Extract every line of the listing below, copying each one verbatim.
——
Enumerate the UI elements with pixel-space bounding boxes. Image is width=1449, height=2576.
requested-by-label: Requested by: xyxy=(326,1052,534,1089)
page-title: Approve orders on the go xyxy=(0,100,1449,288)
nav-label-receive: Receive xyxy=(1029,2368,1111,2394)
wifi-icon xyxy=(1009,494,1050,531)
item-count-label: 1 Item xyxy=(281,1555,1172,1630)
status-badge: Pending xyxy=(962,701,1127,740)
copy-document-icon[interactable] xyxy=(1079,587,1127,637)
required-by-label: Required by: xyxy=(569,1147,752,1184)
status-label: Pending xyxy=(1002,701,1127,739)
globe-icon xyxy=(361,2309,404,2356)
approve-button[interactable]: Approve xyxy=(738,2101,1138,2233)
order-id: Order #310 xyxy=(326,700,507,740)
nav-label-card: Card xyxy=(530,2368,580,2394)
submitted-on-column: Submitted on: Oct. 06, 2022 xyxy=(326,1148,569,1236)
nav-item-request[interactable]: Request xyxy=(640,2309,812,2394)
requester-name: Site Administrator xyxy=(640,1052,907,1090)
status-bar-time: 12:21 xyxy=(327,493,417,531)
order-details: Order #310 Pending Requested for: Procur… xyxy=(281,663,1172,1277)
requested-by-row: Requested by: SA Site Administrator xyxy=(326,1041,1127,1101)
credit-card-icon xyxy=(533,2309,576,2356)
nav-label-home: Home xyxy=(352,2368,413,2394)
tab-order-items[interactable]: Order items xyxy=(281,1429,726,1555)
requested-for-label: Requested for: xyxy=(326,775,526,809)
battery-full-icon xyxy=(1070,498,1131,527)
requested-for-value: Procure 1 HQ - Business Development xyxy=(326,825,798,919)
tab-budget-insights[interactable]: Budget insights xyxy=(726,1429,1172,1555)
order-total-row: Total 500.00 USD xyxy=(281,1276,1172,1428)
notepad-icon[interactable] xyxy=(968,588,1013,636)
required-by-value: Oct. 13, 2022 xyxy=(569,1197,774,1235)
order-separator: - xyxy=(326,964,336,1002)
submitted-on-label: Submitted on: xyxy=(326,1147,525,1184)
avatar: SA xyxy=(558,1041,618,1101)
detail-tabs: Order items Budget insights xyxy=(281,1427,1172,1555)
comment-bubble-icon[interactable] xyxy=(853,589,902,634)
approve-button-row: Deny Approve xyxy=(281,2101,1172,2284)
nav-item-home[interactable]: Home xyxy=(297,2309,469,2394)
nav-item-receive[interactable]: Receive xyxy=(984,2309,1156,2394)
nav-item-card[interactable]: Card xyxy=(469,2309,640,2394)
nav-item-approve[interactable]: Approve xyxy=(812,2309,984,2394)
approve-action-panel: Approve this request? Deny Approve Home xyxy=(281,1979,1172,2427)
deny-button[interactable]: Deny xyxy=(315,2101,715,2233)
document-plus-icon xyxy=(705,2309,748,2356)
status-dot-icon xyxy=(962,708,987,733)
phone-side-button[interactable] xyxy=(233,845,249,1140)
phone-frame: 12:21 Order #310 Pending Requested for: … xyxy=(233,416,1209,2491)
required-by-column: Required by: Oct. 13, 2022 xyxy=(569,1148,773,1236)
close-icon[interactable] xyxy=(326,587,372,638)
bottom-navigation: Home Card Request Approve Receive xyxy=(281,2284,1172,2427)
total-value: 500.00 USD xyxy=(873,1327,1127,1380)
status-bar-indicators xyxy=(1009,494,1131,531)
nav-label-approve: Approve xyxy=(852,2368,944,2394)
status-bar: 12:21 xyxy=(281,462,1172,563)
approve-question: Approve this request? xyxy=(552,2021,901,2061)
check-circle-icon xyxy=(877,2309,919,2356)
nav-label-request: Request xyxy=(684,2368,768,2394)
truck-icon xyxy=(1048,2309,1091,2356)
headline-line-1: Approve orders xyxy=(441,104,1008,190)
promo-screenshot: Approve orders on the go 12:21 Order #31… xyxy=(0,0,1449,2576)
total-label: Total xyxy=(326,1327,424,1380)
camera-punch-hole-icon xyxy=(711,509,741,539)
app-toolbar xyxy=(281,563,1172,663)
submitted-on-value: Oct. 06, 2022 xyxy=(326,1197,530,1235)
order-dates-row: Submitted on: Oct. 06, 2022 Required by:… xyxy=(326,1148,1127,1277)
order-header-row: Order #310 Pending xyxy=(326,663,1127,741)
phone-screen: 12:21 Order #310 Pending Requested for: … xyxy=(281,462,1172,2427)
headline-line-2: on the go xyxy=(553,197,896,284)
——
● **Written solution**
Enumerate the UI elements with pixel-space bounding boxes. Image is width=1449, height=2576.
requested-by-label: Requested by: xyxy=(326,1052,534,1089)
page-title: Approve orders on the go xyxy=(0,100,1449,288)
nav-label-receive: Receive xyxy=(1029,2368,1111,2394)
wifi-icon xyxy=(1009,494,1050,531)
item-count-label: 1 Item xyxy=(281,1555,1172,1630)
status-badge: Pending xyxy=(962,701,1127,740)
copy-document-icon[interactable] xyxy=(1079,587,1127,637)
required-by-label: Required by: xyxy=(569,1147,752,1184)
status-label: Pending xyxy=(1002,701,1127,739)
globe-icon xyxy=(361,2309,404,2356)
approve-button[interactable]: Approve xyxy=(738,2101,1138,2233)
order-id: Order #310 xyxy=(326,700,507,740)
nav-label-card: Card xyxy=(530,2368,580,2394)
submitted-on-column: Submitted on: Oct. 06, 2022 xyxy=(326,1148,569,1236)
nav-item-request[interactable]: Request xyxy=(640,2309,812,2394)
requester-name: Site Administrator xyxy=(640,1052,907,1090)
status-bar-time: 12:21 xyxy=(327,493,417,531)
order-details: Order #310 Pending Requested for: Procur… xyxy=(281,663,1172,1277)
requested-by-row: Requested by: SA Site Administrator xyxy=(326,1041,1127,1101)
credit-card-icon xyxy=(533,2309,576,2356)
nav-label-home: Home xyxy=(352,2368,413,2394)
tab-order-items[interactable]: Order items xyxy=(281,1429,726,1555)
requested-for-label: Requested for: xyxy=(326,775,526,809)
battery-full-icon xyxy=(1070,498,1131,527)
requested-for-value: Procure 1 HQ - Business Development xyxy=(326,825,798,919)
tab-budget-insights[interactable]: Budget insights xyxy=(726,1429,1172,1555)
order-total-row: Total 500.00 USD xyxy=(281,1276,1172,1428)
notepad-icon[interactable] xyxy=(968,588,1013,636)
required-by-value: Oct. 13, 2022 xyxy=(569,1197,774,1235)
order-separator: - xyxy=(326,964,336,1002)
submitted-on-label: Submitted on: xyxy=(326,1147,525,1184)
avatar: SA xyxy=(558,1041,618,1101)
detail-tabs: Order items Budget insights xyxy=(281,1427,1172,1555)
comment-bubble-icon[interactable] xyxy=(853,589,902,634)
approve-button-row: Deny Approve xyxy=(281,2101,1172,2284)
nav-item-home[interactable]: Home xyxy=(297,2309,469,2394)
nav-item-receive[interactable]: Receive xyxy=(984,2309,1156,2394)
nav-item-card[interactable]: Card xyxy=(469,2309,640,2394)
nav-item-approve[interactable]: Approve xyxy=(812,2309,984,2394)
approve-action-panel: Approve this request? Deny Approve Home xyxy=(281,1979,1172,2427)
deny-button[interactable]: Deny xyxy=(315,2101,715,2233)
document-plus-icon xyxy=(705,2309,748,2356)
status-dot-icon xyxy=(962,708,987,733)
phone-side-button[interactable] xyxy=(233,845,249,1140)
phone-frame: 12:21 Order #310 Pending Requested for: … xyxy=(233,416,1209,2491)
required-by-column: Required by: Oct. 13, 2022 xyxy=(569,1148,773,1236)
close-icon[interactable] xyxy=(326,587,372,638)
bottom-navigation: Home Card Request Approve Receive xyxy=(281,2284,1172,2427)
total-value: 500.00 USD xyxy=(873,1327,1127,1380)
status-bar-indicators xyxy=(1009,494,1131,531)
nav-label-approve: Approve xyxy=(852,2368,944,2394)
status-bar: 12:21 xyxy=(281,462,1172,563)
approve-question: Approve this request? xyxy=(552,2021,901,2061)
check-circle-icon xyxy=(877,2309,919,2356)
nav-label-request: Request xyxy=(684,2368,768,2394)
truck-icon xyxy=(1048,2309,1091,2356)
headline-line-1: Approve orders xyxy=(441,104,1008,190)
promo-screenshot: Approve orders on the go 12:21 Order #31… xyxy=(0,0,1449,2576)
total-label: Total xyxy=(326,1327,424,1380)
camera-punch-hole-icon xyxy=(711,509,741,539)
app-toolbar xyxy=(281,563,1172,663)
submitted-on-value: Oct. 06, 2022 xyxy=(326,1197,530,1235)
order-dates-row: Submitted on: Oct. 06, 2022 Required by:… xyxy=(326,1148,1127,1277)
order-header-row: Order #310 Pending xyxy=(326,663,1127,741)
phone-screen: 12:21 Order #310 Pending Requested for: … xyxy=(281,462,1172,2427)
headline-line-2: on the go xyxy=(553,197,896,284)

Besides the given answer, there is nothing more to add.